§ EXERCISE GOAL
Word for word, transcribe the lines below and drop the pictures.

>>>>>

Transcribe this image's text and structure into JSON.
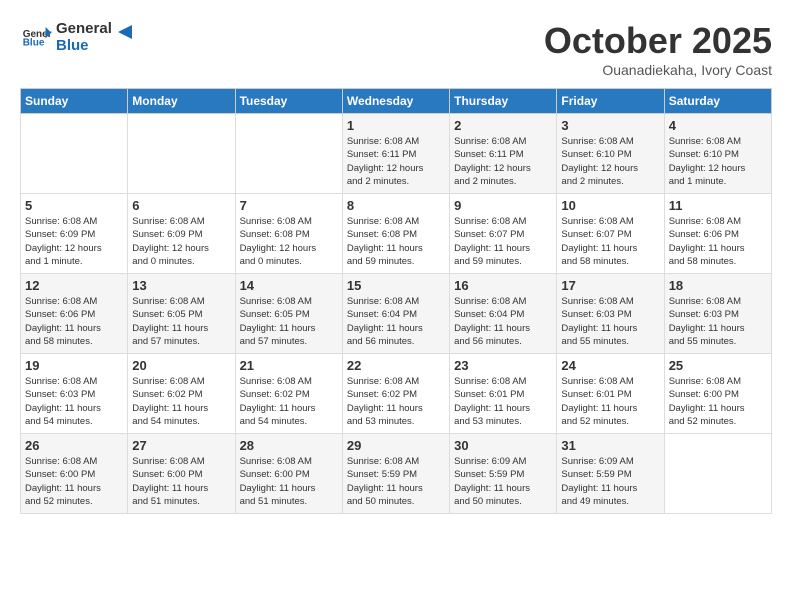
{
  "header": {
    "logo_line1": "General",
    "logo_line2": "Blue",
    "month_title": "October 2025",
    "subtitle": "Ouanadiekaha, Ivory Coast"
  },
  "days_of_week": [
    "Sunday",
    "Monday",
    "Tuesday",
    "Wednesday",
    "Thursday",
    "Friday",
    "Saturday"
  ],
  "weeks": [
    [
      {
        "day": "",
        "info": ""
      },
      {
        "day": "",
        "info": ""
      },
      {
        "day": "",
        "info": ""
      },
      {
        "day": "1",
        "info": "Sunrise: 6:08 AM\nSunset: 6:11 PM\nDaylight: 12 hours\nand 2 minutes."
      },
      {
        "day": "2",
        "info": "Sunrise: 6:08 AM\nSunset: 6:11 PM\nDaylight: 12 hours\nand 2 minutes."
      },
      {
        "day": "3",
        "info": "Sunrise: 6:08 AM\nSunset: 6:10 PM\nDaylight: 12 hours\nand 2 minutes."
      },
      {
        "day": "4",
        "info": "Sunrise: 6:08 AM\nSunset: 6:10 PM\nDaylight: 12 hours\nand 1 minute."
      }
    ],
    [
      {
        "day": "5",
        "info": "Sunrise: 6:08 AM\nSunset: 6:09 PM\nDaylight: 12 hours\nand 1 minute."
      },
      {
        "day": "6",
        "info": "Sunrise: 6:08 AM\nSunset: 6:09 PM\nDaylight: 12 hours\nand 0 minutes."
      },
      {
        "day": "7",
        "info": "Sunrise: 6:08 AM\nSunset: 6:08 PM\nDaylight: 12 hours\nand 0 minutes."
      },
      {
        "day": "8",
        "info": "Sunrise: 6:08 AM\nSunset: 6:08 PM\nDaylight: 11 hours\nand 59 minutes."
      },
      {
        "day": "9",
        "info": "Sunrise: 6:08 AM\nSunset: 6:07 PM\nDaylight: 11 hours\nand 59 minutes."
      },
      {
        "day": "10",
        "info": "Sunrise: 6:08 AM\nSunset: 6:07 PM\nDaylight: 11 hours\nand 58 minutes."
      },
      {
        "day": "11",
        "info": "Sunrise: 6:08 AM\nSunset: 6:06 PM\nDaylight: 11 hours\nand 58 minutes."
      }
    ],
    [
      {
        "day": "12",
        "info": "Sunrise: 6:08 AM\nSunset: 6:06 PM\nDaylight: 11 hours\nand 58 minutes."
      },
      {
        "day": "13",
        "info": "Sunrise: 6:08 AM\nSunset: 6:05 PM\nDaylight: 11 hours\nand 57 minutes."
      },
      {
        "day": "14",
        "info": "Sunrise: 6:08 AM\nSunset: 6:05 PM\nDaylight: 11 hours\nand 57 minutes."
      },
      {
        "day": "15",
        "info": "Sunrise: 6:08 AM\nSunset: 6:04 PM\nDaylight: 11 hours\nand 56 minutes."
      },
      {
        "day": "16",
        "info": "Sunrise: 6:08 AM\nSunset: 6:04 PM\nDaylight: 11 hours\nand 56 minutes."
      },
      {
        "day": "17",
        "info": "Sunrise: 6:08 AM\nSunset: 6:03 PM\nDaylight: 11 hours\nand 55 minutes."
      },
      {
        "day": "18",
        "info": "Sunrise: 6:08 AM\nSunset: 6:03 PM\nDaylight: 11 hours\nand 55 minutes."
      }
    ],
    [
      {
        "day": "19",
        "info": "Sunrise: 6:08 AM\nSunset: 6:03 PM\nDaylight: 11 hours\nand 54 minutes."
      },
      {
        "day": "20",
        "info": "Sunrise: 6:08 AM\nSunset: 6:02 PM\nDaylight: 11 hours\nand 54 minutes."
      },
      {
        "day": "21",
        "info": "Sunrise: 6:08 AM\nSunset: 6:02 PM\nDaylight: 11 hours\nand 54 minutes."
      },
      {
        "day": "22",
        "info": "Sunrise: 6:08 AM\nSunset: 6:02 PM\nDaylight: 11 hours\nand 53 minutes."
      },
      {
        "day": "23",
        "info": "Sunrise: 6:08 AM\nSunset: 6:01 PM\nDaylight: 11 hours\nand 53 minutes."
      },
      {
        "day": "24",
        "info": "Sunrise: 6:08 AM\nSunset: 6:01 PM\nDaylight: 11 hours\nand 52 minutes."
      },
      {
        "day": "25",
        "info": "Sunrise: 6:08 AM\nSunset: 6:00 PM\nDaylight: 11 hours\nand 52 minutes."
      }
    ],
    [
      {
        "day": "26",
        "info": "Sunrise: 6:08 AM\nSunset: 6:00 PM\nDaylight: 11 hours\nand 52 minutes."
      },
      {
        "day": "27",
        "info": "Sunrise: 6:08 AM\nSunset: 6:00 PM\nDaylight: 11 hours\nand 51 minutes."
      },
      {
        "day": "28",
        "info": "Sunrise: 6:08 AM\nSunset: 6:00 PM\nDaylight: 11 hours\nand 51 minutes."
      },
      {
        "day": "29",
        "info": "Sunrise: 6:08 AM\nSunset: 5:59 PM\nDaylight: 11 hours\nand 50 minutes."
      },
      {
        "day": "30",
        "info": "Sunrise: 6:09 AM\nSunset: 5:59 PM\nDaylight: 11 hours\nand 50 minutes."
      },
      {
        "day": "31",
        "info": "Sunrise: 6:09 AM\nSunset: 5:59 PM\nDaylight: 11 hours\nand 49 minutes."
      },
      {
        "day": "",
        "info": ""
      }
    ]
  ]
}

<<<<<

§ FINAL RESULT
Transcribe this image's text and structure into JSON.
{
  "header": {
    "logo_line1": "General",
    "logo_line2": "Blue",
    "month_title": "October 2025",
    "subtitle": "Ouanadiekaha, Ivory Coast"
  },
  "days_of_week": [
    "Sunday",
    "Monday",
    "Tuesday",
    "Wednesday",
    "Thursday",
    "Friday",
    "Saturday"
  ],
  "weeks": [
    [
      {
        "day": "",
        "info": ""
      },
      {
        "day": "",
        "info": ""
      },
      {
        "day": "",
        "info": ""
      },
      {
        "day": "1",
        "info": "Sunrise: 6:08 AM\nSunset: 6:11 PM\nDaylight: 12 hours\nand 2 minutes."
      },
      {
        "day": "2",
        "info": "Sunrise: 6:08 AM\nSunset: 6:11 PM\nDaylight: 12 hours\nand 2 minutes."
      },
      {
        "day": "3",
        "info": "Sunrise: 6:08 AM\nSunset: 6:10 PM\nDaylight: 12 hours\nand 2 minutes."
      },
      {
        "day": "4",
        "info": "Sunrise: 6:08 AM\nSunset: 6:10 PM\nDaylight: 12 hours\nand 1 minute."
      }
    ],
    [
      {
        "day": "5",
        "info": "Sunrise: 6:08 AM\nSunset: 6:09 PM\nDaylight: 12 hours\nand 1 minute."
      },
      {
        "day": "6",
        "info": "Sunrise: 6:08 AM\nSunset: 6:09 PM\nDaylight: 12 hours\nand 0 minutes."
      },
      {
        "day": "7",
        "info": "Sunrise: 6:08 AM\nSunset: 6:08 PM\nDaylight: 12 hours\nand 0 minutes."
      },
      {
        "day": "8",
        "info": "Sunrise: 6:08 AM\nSunset: 6:08 PM\nDaylight: 11 hours\nand 59 minutes."
      },
      {
        "day": "9",
        "info": "Sunrise: 6:08 AM\nSunset: 6:07 PM\nDaylight: 11 hours\nand 59 minutes."
      },
      {
        "day": "10",
        "info": "Sunrise: 6:08 AM\nSunset: 6:07 PM\nDaylight: 11 hours\nand 58 minutes."
      },
      {
        "day": "11",
        "info": "Sunrise: 6:08 AM\nSunset: 6:06 PM\nDaylight: 11 hours\nand 58 minutes."
      }
    ],
    [
      {
        "day": "12",
        "info": "Sunrise: 6:08 AM\nSunset: 6:06 PM\nDaylight: 11 hours\nand 58 minutes."
      },
      {
        "day": "13",
        "info": "Sunrise: 6:08 AM\nSunset: 6:05 PM\nDaylight: 11 hours\nand 57 minutes."
      },
      {
        "day": "14",
        "info": "Sunrise: 6:08 AM\nSunset: 6:05 PM\nDaylight: 11 hours\nand 57 minutes."
      },
      {
        "day": "15",
        "info": "Sunrise: 6:08 AM\nSunset: 6:04 PM\nDaylight: 11 hours\nand 56 minutes."
      },
      {
        "day": "16",
        "info": "Sunrise: 6:08 AM\nSunset: 6:04 PM\nDaylight: 11 hours\nand 56 minutes."
      },
      {
        "day": "17",
        "info": "Sunrise: 6:08 AM\nSunset: 6:03 PM\nDaylight: 11 hours\nand 55 minutes."
      },
      {
        "day": "18",
        "info": "Sunrise: 6:08 AM\nSunset: 6:03 PM\nDaylight: 11 hours\nand 55 minutes."
      }
    ],
    [
      {
        "day": "19",
        "info": "Sunrise: 6:08 AM\nSunset: 6:03 PM\nDaylight: 11 hours\nand 54 minutes."
      },
      {
        "day": "20",
        "info": "Sunrise: 6:08 AM\nSunset: 6:02 PM\nDaylight: 11 hours\nand 54 minutes."
      },
      {
        "day": "21",
        "info": "Sunrise: 6:08 AM\nSunset: 6:02 PM\nDaylight: 11 hours\nand 54 minutes."
      },
      {
        "day": "22",
        "info": "Sunrise: 6:08 AM\nSunset: 6:02 PM\nDaylight: 11 hours\nand 53 minutes."
      },
      {
        "day": "23",
        "info": "Sunrise: 6:08 AM\nSunset: 6:01 PM\nDaylight: 11 hours\nand 53 minutes."
      },
      {
        "day": "24",
        "info": "Sunrise: 6:08 AM\nSunset: 6:01 PM\nDaylight: 11 hours\nand 52 minutes."
      },
      {
        "day": "25",
        "info": "Sunrise: 6:08 AM\nSunset: 6:00 PM\nDaylight: 11 hours\nand 52 minutes."
      }
    ],
    [
      {
        "day": "26",
        "info": "Sunrise: 6:08 AM\nSunset: 6:00 PM\nDaylight: 11 hours\nand 52 minutes."
      },
      {
        "day": "27",
        "info": "Sunrise: 6:08 AM\nSunset: 6:00 PM\nDaylight: 11 hours\nand 51 minutes."
      },
      {
        "day": "28",
        "info": "Sunrise: 6:08 AM\nSunset: 6:00 PM\nDaylight: 11 hours\nand 51 minutes."
      },
      {
        "day": "29",
        "info": "Sunrise: 6:08 AM\nSunset: 5:59 PM\nDaylight: 11 hours\nand 50 minutes."
      },
      {
        "day": "30",
        "info": "Sunrise: 6:09 AM\nSunset: 5:59 PM\nDaylight: 11 hours\nand 50 minutes."
      },
      {
        "day": "31",
        "info": "Sunrise: 6:09 AM\nSunset: 5:59 PM\nDaylight: 11 hours\nand 49 minutes."
      },
      {
        "day": "",
        "info": ""
      }
    ]
  ]
}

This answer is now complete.